Problem 1 -> Quote the forum thread on partitioning by date word for word, starting at "So I am trying" and ending at "multiple instance job.".

Running Multiple Instances-Partition By Date

pradkumar · Post by **pradkumar** » Wed Jan 03, 2007 1:11 am

Hi

I am trying to run my Job as Multiple instances.. I developed a job sequence with six instances of the job.

I am trying to partition the data on time stamp. I am having a create_date in my source data.
So I am trying to use a job parameter to which I can assign a year and in the main job's WHERE cluase I am using htis year as " Where creation_date = #YEAR#.

This looks promising for FULL LOAD

But to do a incremental load, I think this is not going to work..Plz let me know any ideas or comments on this.

wnogalski · Post by **wnogalski** » Wed Jan 03, 2007 2:11 am

Do You want to have the same dates (date ranges) in each file? F.e. 20070101-20070105 into file1, 20070106-20070110 to file2 etc. ?
If not then simply use Link Partitioner stage and put the data into sequential files and then use them in Your multiple instance job.
If yes then this would require some kind of calculation to get proper splitting parameter(s) (according to your needs) and then using them in a Transformer stage to put rows into proper files.

ray.wurlod · Post by **ray.wurlod** » Wed Jan 03, 2007 2:58 am

If your incremental load contains creation dates from all years, then your approach (assuming it works for full load) should work OK for incremental load.

I'm dubious about comparing something called "...date" against a job parameter called "#YEAR#" - maybe I'm more finicky about meaningful names than you are.

If your incremental loads contain only dates from the current year, then five of your six job invocations will process zero rows. While not wrong, it seems inefficient to start them at all.

You may want to clone the job for incremental loads, and make the division of work a finer level of granularity - perhaps months, perhaps date ranges. Whatever you choose you would implement through job parameters just as you have with the #YEAR# parameter for the full load.

loveojha2 · Post by **loveojha2** » Wed Jan 03, 2007 3:02 am

What about
creation_date = #YEAR# and creation_date > #Last Run Date#

#Last Run Date# can be another parameter passed from the Sequence, and you need to maintain it for all the partitions. You need to write routine(s) to write/fetch the last run date for each instance/partition.

Problem 2 -> In the entries, take the lines starting at the one containing "relay K arrows <box>544 482 549 494</box>" and ending at the one containing "svg-text:7B: 7B <box>582 302 596 314</box>", and write them out again with "page frame" changed to "sheet frame" and nothing else altered. Give only those lines.

Entries ->

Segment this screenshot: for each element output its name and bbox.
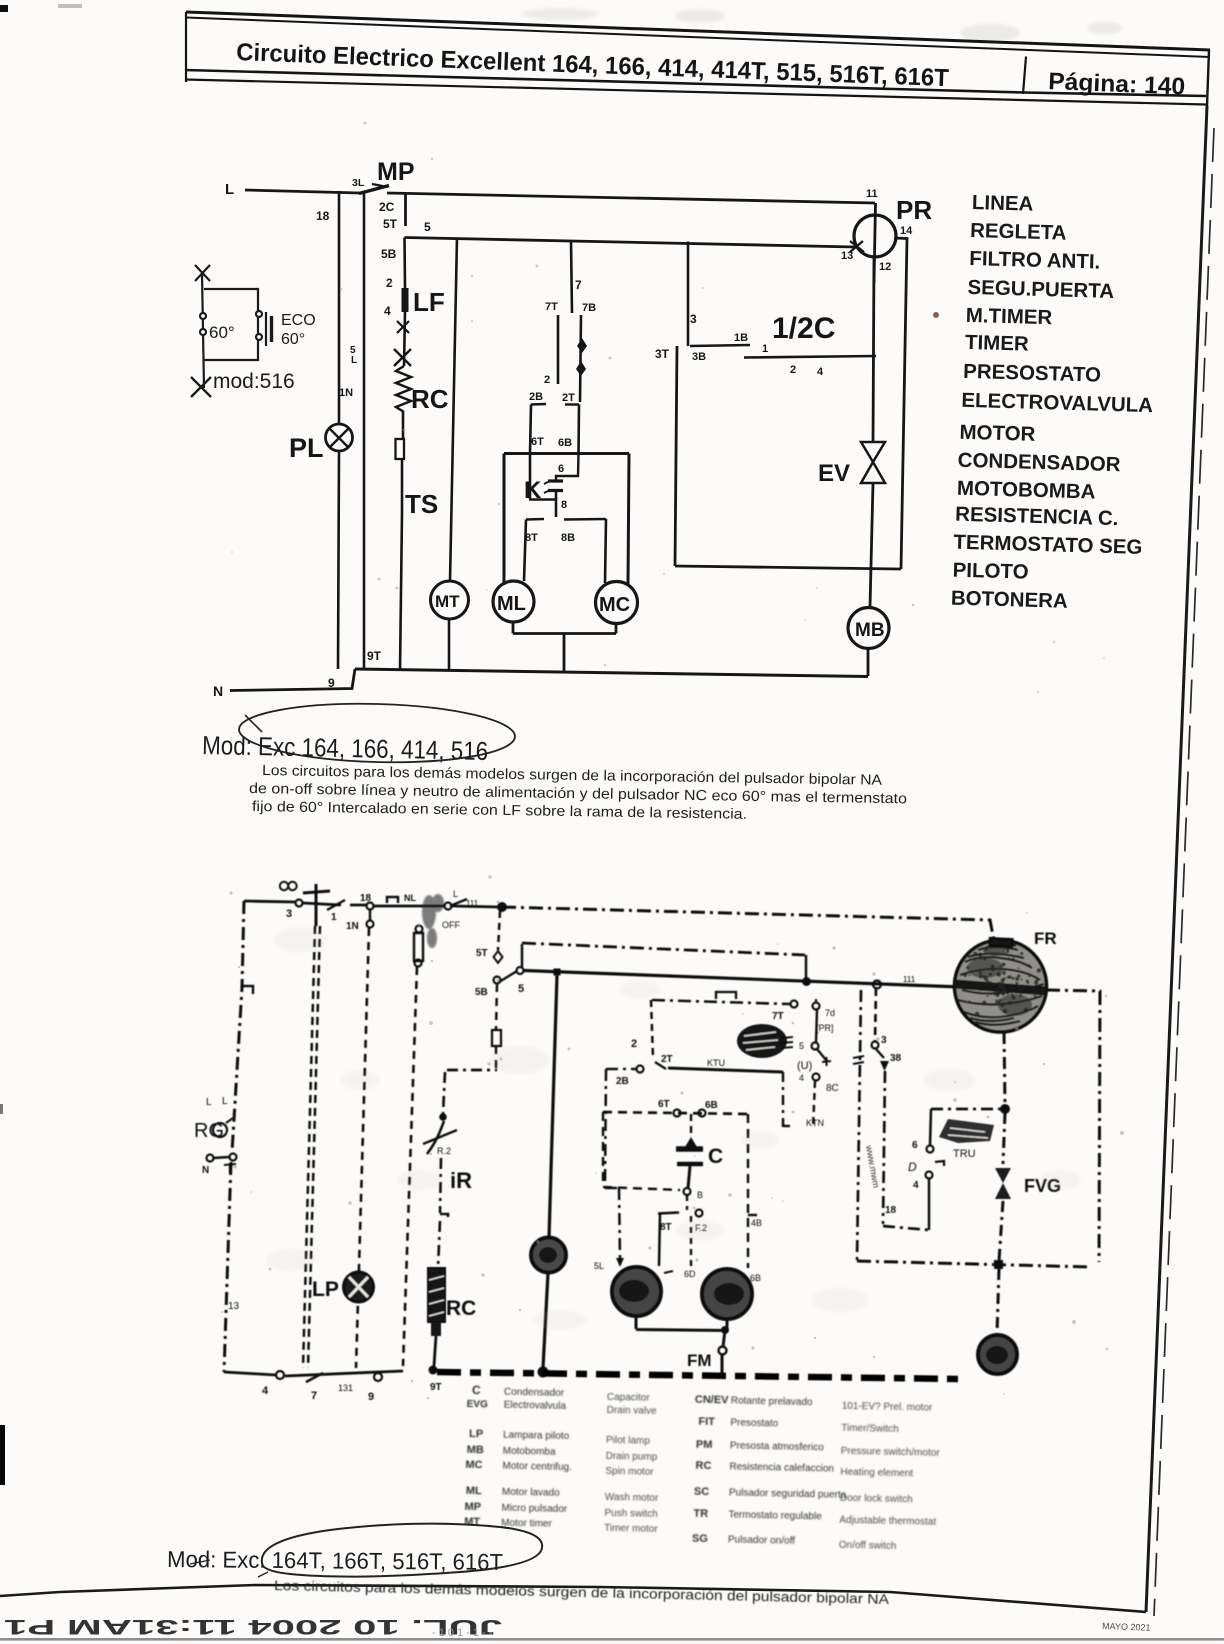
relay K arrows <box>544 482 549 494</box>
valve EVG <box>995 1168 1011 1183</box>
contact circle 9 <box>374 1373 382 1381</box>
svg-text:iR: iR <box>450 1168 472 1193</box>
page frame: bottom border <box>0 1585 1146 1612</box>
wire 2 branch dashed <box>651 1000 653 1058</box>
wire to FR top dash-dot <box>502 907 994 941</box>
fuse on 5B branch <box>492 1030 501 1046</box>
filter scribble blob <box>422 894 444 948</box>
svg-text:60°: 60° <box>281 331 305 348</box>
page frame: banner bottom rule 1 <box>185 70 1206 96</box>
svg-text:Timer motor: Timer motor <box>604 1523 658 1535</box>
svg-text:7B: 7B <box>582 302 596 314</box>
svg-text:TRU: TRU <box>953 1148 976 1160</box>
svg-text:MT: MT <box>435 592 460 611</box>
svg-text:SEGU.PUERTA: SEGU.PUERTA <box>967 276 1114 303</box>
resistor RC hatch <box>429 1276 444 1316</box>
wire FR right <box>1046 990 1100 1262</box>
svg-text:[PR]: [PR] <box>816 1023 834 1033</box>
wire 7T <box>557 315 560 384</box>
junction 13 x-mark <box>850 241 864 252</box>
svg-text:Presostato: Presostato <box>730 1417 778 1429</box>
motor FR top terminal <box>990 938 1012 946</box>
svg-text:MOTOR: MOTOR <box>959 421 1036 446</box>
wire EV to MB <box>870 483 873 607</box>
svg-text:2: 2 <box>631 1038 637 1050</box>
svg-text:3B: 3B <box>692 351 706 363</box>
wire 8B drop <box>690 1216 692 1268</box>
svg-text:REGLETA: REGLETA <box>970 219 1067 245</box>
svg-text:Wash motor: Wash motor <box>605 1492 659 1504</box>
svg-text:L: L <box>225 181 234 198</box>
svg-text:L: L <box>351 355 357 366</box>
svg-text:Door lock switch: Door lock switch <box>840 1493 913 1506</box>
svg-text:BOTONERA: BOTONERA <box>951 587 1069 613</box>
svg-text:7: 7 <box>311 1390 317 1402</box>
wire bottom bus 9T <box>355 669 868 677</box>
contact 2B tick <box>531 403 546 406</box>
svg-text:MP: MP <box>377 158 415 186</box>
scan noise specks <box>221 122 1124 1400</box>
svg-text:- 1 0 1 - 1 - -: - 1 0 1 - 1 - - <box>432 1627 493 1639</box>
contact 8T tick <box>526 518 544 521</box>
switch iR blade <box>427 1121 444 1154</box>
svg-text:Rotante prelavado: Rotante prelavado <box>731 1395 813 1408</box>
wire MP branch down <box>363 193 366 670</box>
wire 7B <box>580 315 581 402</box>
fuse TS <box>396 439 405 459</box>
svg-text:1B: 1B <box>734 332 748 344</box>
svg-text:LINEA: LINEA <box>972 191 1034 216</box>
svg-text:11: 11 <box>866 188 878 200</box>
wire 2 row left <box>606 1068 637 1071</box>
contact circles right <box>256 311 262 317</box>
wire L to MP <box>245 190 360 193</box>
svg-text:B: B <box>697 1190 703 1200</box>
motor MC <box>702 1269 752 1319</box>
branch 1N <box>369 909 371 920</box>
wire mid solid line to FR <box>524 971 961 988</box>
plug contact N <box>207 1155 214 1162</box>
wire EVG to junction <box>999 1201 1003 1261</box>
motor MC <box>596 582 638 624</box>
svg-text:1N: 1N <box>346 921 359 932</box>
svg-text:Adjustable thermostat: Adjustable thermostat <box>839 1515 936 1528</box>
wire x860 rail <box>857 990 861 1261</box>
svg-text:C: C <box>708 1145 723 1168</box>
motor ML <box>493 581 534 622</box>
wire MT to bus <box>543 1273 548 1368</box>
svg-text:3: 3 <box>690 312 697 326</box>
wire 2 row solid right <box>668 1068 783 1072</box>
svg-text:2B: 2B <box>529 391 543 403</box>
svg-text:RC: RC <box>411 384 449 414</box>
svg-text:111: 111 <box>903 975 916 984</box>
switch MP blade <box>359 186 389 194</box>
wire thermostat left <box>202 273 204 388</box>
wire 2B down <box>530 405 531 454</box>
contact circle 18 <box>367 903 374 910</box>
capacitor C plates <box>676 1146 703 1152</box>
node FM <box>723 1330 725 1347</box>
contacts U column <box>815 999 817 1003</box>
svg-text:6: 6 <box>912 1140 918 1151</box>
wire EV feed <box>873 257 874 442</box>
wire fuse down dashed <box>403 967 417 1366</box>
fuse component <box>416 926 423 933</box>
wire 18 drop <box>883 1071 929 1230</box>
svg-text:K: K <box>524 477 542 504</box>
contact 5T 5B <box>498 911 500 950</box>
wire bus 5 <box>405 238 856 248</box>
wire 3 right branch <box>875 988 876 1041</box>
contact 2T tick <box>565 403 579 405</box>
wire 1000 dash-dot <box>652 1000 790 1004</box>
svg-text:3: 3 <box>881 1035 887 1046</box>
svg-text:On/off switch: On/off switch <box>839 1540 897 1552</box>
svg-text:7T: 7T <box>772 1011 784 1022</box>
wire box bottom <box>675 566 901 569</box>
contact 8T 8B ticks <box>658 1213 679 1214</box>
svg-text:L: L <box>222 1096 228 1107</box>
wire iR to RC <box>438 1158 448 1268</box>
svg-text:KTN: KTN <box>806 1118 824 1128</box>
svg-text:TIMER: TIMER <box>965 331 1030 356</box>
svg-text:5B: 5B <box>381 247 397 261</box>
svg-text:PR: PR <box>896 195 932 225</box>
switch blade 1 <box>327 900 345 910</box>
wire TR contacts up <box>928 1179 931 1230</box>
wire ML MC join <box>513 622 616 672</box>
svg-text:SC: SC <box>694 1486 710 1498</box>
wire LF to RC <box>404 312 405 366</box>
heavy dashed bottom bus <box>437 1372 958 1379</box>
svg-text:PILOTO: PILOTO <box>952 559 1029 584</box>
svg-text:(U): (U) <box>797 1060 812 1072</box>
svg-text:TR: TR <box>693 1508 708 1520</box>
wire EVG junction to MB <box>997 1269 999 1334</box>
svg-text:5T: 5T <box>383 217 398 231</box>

Worked answer 1 ->
So I am trying to use a job parameter to which I can assign a year and in the main job's WHERE cluase I am using htis year as " Where creation_date = #YEAR#.

This looks promising for FULL LOAD

But to do a incremental load, I think this is not going to work..Plz let me know any ideas or comments on this.

wnogalski · Post by **wnogalski** » Wed Jan 03, 2007 2:11 am

Do You want to have the same dates (date ranges) in each file? F.e. 20070101-20070105 into file1, 20070106-20070110 to file2 etc. ?
If not then simply use Link Partitioner stage and put the data into sequential files and then use them in Your multiple instance job.

Worked answer 2 ->
relay K arrows <box>544 482 549 494</box>
valve EVG <box>995 1168 1011 1183</box>
contact circle 9 <box>374 1373 382 1381</box>
svg-text:iR: iR <box>450 1168 472 1193</box>
sheet frame: bottom border <box>0 1585 1146 1612</box>
wire 2 branch dashed <box>651 1000 653 1058</box>
wire to FR top dash-dot <box>502 907 994 941</box>
fuse on 5B branch <box>492 1030 501 1046</box>
filter scribble blob <box>422 894 444 948</box>
svg-text:60°: 60° <box>281 331 305 348</box>
sheet frame: banner bottom rule 1 <box>185 70 1206 96</box>
svg-text:Timer motor: Timer motor <box>604 1523 658 1535</box>
svg-text:7B: 7B <box>582 302 596 314</box>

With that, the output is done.